Start of Block

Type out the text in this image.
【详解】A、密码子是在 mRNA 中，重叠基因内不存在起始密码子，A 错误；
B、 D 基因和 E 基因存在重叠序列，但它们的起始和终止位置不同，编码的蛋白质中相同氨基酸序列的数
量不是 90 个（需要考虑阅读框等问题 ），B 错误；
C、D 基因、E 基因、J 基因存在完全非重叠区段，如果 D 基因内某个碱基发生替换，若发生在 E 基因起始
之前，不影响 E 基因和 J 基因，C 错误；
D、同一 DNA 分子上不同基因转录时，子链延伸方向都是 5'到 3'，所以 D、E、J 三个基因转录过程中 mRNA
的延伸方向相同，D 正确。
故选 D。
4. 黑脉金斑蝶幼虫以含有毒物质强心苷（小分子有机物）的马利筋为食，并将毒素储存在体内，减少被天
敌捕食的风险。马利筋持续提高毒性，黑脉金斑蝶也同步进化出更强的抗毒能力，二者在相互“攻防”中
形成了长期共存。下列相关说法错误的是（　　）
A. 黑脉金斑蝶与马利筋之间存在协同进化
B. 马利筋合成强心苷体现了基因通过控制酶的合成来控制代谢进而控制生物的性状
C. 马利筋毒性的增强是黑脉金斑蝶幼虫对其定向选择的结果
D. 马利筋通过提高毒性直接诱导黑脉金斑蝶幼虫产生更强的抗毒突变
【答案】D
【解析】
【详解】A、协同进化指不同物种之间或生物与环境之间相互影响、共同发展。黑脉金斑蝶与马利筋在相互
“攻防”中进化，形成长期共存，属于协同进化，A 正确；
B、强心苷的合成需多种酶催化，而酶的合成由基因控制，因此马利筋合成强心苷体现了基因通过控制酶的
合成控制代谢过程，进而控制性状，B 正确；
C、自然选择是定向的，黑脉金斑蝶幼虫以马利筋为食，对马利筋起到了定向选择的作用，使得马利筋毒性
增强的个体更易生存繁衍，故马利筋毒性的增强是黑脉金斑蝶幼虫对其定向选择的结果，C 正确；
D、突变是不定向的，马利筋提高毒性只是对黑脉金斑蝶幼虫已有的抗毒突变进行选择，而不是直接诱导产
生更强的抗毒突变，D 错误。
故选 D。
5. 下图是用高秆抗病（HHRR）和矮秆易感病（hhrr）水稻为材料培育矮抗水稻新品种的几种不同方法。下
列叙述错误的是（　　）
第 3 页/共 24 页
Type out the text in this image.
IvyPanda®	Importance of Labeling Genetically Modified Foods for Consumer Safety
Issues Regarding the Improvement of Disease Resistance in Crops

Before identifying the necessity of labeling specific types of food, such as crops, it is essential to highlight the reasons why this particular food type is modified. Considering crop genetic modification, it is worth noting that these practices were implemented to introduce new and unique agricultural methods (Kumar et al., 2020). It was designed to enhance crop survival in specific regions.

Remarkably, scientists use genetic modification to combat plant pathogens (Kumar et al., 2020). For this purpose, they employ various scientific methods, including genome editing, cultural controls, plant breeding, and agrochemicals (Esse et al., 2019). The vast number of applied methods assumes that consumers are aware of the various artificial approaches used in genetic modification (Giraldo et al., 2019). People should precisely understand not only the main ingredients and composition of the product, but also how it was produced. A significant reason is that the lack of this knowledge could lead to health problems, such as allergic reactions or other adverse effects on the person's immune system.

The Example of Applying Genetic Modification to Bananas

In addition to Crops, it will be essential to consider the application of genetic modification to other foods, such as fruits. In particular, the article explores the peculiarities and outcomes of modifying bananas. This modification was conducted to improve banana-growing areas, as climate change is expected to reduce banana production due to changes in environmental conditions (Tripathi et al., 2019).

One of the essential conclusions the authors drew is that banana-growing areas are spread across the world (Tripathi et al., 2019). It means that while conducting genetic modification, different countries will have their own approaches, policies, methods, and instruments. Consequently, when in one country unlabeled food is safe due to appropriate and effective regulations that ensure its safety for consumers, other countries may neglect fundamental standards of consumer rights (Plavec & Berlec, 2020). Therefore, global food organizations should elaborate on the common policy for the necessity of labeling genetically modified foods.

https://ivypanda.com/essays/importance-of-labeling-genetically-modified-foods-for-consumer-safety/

End of Block
Start of Block

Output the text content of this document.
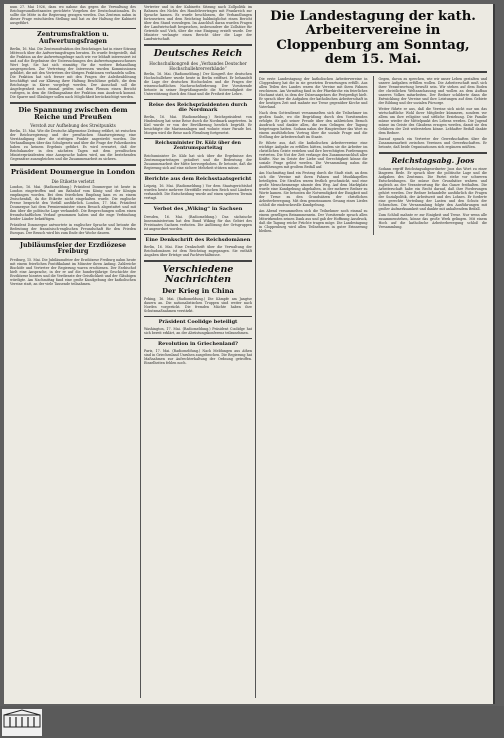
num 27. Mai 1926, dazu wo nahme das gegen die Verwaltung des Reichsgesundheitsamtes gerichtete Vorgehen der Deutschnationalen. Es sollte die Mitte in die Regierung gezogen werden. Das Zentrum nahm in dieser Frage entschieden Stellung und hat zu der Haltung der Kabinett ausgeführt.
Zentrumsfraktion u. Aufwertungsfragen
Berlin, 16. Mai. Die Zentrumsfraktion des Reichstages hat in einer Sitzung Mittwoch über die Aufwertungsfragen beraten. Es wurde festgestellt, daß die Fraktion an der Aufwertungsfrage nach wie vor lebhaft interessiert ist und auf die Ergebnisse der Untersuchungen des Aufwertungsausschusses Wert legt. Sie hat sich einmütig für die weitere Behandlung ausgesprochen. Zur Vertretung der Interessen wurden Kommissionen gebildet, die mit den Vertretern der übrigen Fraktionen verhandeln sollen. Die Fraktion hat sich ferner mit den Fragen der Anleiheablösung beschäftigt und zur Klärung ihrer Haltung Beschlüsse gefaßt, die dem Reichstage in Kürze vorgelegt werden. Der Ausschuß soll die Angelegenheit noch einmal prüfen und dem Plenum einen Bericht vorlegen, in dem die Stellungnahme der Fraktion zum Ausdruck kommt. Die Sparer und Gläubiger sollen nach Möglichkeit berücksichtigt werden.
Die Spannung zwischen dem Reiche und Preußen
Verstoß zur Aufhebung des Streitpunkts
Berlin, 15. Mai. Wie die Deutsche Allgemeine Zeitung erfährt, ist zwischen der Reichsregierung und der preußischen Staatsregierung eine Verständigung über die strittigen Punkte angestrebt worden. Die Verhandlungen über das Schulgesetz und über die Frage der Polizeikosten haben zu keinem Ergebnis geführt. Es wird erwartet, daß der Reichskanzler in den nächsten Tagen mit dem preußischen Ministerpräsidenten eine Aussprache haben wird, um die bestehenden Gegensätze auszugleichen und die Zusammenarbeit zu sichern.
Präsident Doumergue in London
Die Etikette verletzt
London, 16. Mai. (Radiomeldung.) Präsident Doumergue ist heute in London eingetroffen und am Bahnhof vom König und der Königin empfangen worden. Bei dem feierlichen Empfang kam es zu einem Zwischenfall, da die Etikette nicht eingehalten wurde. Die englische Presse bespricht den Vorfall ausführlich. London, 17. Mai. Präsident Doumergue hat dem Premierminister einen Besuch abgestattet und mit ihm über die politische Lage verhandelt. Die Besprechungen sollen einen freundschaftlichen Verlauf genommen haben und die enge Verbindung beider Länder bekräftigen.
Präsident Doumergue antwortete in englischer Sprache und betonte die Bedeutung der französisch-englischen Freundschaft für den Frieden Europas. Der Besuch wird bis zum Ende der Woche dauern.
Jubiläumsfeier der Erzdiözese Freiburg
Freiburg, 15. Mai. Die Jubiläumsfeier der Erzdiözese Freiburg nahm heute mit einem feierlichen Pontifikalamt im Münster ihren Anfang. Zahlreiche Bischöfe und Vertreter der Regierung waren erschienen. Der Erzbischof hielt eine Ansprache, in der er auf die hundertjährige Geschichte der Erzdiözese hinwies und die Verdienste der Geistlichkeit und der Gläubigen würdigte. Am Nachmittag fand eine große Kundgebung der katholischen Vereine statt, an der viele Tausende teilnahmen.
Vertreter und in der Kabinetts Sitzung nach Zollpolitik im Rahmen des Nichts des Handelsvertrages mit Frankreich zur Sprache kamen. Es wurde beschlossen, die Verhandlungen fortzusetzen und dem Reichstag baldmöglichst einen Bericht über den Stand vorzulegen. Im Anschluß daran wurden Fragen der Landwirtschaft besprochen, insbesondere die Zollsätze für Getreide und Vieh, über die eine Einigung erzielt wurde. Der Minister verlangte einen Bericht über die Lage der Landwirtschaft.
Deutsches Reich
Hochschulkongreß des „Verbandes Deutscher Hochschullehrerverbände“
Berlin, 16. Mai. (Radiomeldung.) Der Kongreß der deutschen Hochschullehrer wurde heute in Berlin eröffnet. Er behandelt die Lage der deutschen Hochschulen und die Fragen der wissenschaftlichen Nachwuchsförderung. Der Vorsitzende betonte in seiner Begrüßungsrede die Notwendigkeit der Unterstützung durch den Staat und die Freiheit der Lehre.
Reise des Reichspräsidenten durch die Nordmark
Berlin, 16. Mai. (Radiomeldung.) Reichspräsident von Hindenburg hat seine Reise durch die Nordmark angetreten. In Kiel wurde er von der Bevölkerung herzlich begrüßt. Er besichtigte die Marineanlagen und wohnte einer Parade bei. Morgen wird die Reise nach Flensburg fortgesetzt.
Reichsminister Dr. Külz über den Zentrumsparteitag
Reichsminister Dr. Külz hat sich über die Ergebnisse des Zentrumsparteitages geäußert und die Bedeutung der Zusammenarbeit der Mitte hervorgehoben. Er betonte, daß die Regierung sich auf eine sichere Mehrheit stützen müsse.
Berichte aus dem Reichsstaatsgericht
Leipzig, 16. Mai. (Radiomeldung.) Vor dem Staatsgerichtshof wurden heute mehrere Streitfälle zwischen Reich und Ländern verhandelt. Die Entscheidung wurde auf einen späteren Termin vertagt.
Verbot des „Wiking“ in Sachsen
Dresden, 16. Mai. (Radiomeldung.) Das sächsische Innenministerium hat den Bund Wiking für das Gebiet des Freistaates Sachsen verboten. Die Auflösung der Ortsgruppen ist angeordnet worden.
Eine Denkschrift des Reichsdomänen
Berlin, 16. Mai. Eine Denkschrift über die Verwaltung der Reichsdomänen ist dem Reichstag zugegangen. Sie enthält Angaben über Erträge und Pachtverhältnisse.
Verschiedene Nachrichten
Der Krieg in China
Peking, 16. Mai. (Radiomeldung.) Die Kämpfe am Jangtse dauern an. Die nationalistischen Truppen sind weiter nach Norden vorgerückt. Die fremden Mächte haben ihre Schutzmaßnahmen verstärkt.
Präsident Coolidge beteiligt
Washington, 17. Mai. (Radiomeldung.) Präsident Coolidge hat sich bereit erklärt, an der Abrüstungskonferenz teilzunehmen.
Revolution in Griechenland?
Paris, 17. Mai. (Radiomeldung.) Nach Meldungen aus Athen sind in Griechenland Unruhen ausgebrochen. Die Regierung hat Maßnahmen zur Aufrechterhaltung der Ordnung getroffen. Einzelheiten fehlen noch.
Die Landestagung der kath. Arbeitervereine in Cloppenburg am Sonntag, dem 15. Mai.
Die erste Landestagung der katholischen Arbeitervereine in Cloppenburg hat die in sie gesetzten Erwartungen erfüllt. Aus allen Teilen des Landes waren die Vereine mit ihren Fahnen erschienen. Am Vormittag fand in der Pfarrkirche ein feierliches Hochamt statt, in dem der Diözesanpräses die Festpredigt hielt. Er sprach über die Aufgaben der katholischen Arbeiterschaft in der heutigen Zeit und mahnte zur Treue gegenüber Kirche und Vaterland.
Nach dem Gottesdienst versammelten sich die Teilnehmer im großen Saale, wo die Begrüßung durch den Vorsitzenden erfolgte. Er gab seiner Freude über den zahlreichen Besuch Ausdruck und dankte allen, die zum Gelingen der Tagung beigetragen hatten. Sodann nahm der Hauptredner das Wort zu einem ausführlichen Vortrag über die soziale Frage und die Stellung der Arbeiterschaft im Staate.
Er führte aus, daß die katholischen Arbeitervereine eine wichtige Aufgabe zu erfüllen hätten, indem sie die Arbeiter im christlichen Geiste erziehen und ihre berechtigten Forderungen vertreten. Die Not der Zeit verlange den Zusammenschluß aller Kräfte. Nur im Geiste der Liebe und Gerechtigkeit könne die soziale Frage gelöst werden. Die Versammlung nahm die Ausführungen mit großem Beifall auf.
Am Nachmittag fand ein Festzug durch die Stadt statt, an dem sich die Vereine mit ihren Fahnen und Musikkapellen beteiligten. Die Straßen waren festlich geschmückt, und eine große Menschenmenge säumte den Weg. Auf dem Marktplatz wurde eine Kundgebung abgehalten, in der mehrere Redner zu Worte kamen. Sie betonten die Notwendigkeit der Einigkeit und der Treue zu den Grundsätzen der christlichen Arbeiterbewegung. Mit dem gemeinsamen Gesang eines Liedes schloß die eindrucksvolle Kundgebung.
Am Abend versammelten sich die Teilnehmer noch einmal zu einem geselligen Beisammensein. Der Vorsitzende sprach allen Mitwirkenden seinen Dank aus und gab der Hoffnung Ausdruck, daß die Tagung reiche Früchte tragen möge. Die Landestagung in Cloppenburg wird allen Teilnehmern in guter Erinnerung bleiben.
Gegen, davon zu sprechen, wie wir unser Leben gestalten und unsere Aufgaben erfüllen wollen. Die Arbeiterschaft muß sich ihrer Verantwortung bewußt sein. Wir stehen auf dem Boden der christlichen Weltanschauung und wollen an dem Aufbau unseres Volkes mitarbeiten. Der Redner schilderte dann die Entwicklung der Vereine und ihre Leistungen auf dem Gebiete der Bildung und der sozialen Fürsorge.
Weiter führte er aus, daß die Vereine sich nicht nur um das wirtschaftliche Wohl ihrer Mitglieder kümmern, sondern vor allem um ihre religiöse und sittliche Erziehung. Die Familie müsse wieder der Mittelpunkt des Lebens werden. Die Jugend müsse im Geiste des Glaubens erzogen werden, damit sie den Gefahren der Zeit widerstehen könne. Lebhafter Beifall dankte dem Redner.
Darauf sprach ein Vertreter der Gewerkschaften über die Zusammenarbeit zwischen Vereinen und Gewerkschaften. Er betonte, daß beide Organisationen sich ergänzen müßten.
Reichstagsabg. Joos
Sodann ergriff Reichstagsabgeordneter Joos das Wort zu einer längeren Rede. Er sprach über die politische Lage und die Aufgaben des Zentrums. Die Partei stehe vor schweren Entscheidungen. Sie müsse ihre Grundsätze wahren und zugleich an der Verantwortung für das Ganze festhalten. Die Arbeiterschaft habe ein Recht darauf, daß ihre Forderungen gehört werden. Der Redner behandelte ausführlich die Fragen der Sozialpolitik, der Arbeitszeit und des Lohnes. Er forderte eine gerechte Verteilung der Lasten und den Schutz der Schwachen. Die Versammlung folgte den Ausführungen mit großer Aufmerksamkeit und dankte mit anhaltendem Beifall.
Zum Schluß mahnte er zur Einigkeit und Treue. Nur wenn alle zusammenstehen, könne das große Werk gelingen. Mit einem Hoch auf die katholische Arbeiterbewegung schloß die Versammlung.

End of Block
Start of Block

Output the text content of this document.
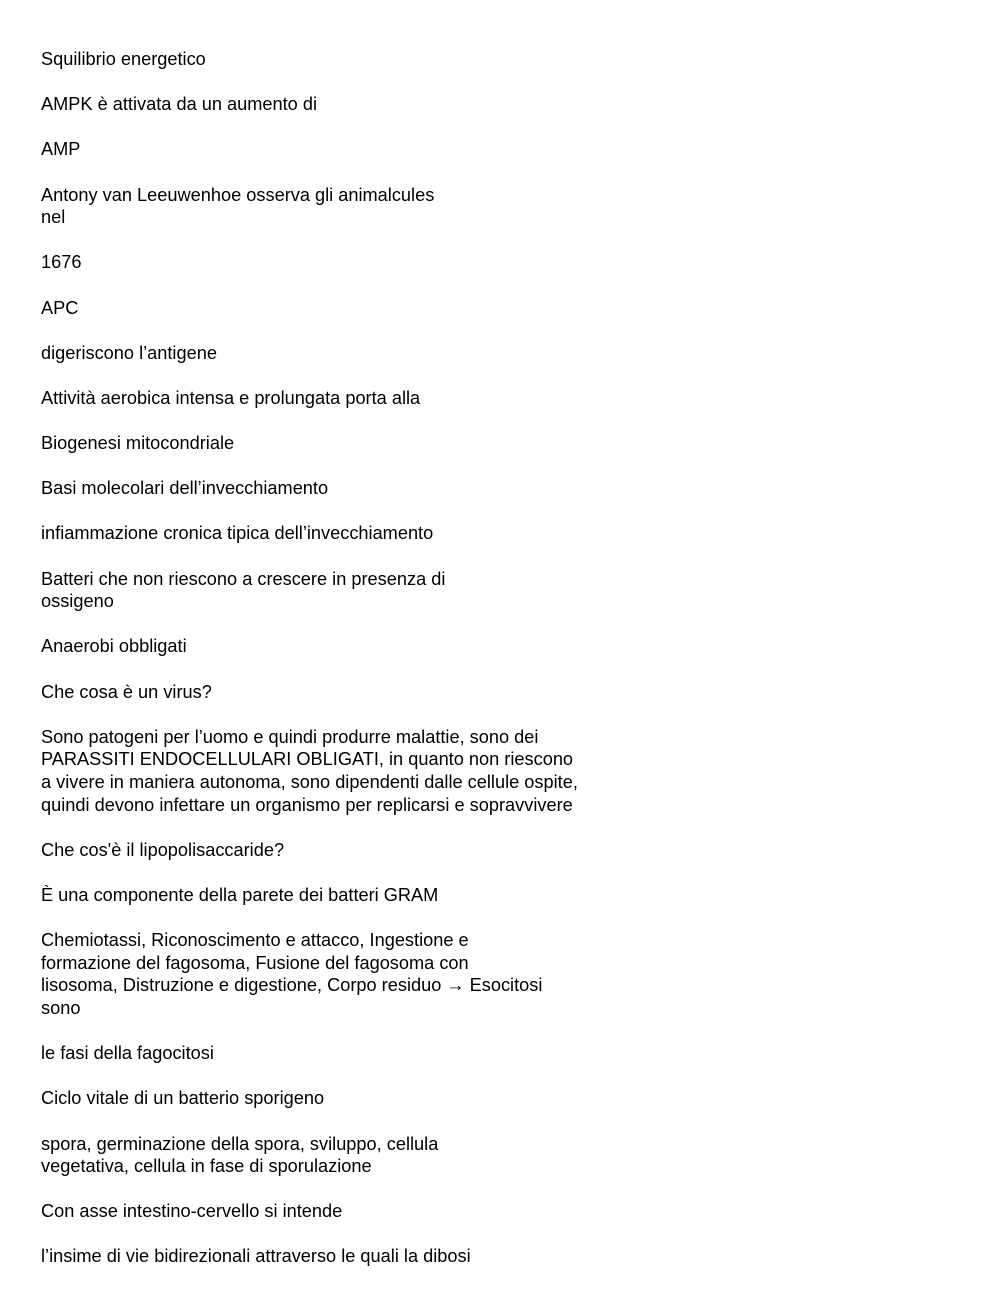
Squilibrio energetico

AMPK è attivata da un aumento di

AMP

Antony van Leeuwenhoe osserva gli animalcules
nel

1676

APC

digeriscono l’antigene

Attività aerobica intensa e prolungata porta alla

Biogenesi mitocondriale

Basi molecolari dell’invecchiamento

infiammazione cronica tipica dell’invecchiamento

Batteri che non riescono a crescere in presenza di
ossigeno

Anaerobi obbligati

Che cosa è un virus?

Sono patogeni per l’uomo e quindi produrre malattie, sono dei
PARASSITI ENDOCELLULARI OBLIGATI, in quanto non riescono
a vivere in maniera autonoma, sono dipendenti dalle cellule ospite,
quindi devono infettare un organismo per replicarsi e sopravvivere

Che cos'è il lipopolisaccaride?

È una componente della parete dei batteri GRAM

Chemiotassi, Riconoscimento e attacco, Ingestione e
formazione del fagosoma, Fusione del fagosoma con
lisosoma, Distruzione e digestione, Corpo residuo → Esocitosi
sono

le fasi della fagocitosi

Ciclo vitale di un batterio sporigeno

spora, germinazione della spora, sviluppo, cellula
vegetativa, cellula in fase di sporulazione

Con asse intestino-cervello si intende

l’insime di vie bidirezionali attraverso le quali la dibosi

End of Block

Your goal → Only lines holding the word "Nordmark" belong in the answer; copy all of them from the records.

Response to this exercise →
Reise des Reichspräsidenten durch die Nordmark
Berlin, 16. Mai. (Radiomeldung.) Reichspräsident von Hindenburg hat seine Reise durch die Nordmark angetreten. In Kiel wurde er von der Bevölkerung herzlich begrüßt. Er besichtigte die Marineanlagen und wohnte einer Parade bei. Morgen wird die Reise nach Flensburg fortgesetzt.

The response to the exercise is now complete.